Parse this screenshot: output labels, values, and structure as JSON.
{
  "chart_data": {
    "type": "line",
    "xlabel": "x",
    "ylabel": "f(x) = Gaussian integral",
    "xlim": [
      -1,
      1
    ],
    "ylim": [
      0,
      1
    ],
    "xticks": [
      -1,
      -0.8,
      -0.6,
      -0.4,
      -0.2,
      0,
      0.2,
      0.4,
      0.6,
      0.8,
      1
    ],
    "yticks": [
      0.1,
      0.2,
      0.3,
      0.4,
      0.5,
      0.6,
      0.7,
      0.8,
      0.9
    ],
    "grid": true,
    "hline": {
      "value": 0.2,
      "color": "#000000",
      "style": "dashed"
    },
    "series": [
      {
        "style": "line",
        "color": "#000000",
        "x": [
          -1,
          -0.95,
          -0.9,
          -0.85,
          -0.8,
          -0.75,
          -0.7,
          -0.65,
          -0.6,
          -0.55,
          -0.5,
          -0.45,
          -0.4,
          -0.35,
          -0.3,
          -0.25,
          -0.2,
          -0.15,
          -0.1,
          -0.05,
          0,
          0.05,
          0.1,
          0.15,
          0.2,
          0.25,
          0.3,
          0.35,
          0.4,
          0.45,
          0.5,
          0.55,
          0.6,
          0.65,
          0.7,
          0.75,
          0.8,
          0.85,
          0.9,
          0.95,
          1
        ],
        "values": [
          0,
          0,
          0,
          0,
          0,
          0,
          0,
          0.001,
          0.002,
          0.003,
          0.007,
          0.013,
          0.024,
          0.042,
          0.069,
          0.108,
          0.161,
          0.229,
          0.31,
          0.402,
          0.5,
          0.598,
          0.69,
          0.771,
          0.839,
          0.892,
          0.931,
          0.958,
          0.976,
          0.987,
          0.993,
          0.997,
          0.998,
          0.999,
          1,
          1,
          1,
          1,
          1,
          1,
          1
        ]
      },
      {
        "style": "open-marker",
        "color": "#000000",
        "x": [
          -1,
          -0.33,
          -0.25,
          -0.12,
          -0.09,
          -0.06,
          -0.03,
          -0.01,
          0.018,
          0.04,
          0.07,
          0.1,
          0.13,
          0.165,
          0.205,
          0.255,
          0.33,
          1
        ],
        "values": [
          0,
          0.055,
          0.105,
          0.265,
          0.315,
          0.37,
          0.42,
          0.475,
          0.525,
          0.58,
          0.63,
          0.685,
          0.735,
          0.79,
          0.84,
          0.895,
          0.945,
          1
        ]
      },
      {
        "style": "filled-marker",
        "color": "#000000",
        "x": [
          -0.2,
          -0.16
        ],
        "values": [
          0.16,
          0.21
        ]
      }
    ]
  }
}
####################
### Given task
Locate the string "marker" in the listing above and copy every line where it occurs.

### Response to this task
        "style": "open-marker",
        "style": "filled-marker",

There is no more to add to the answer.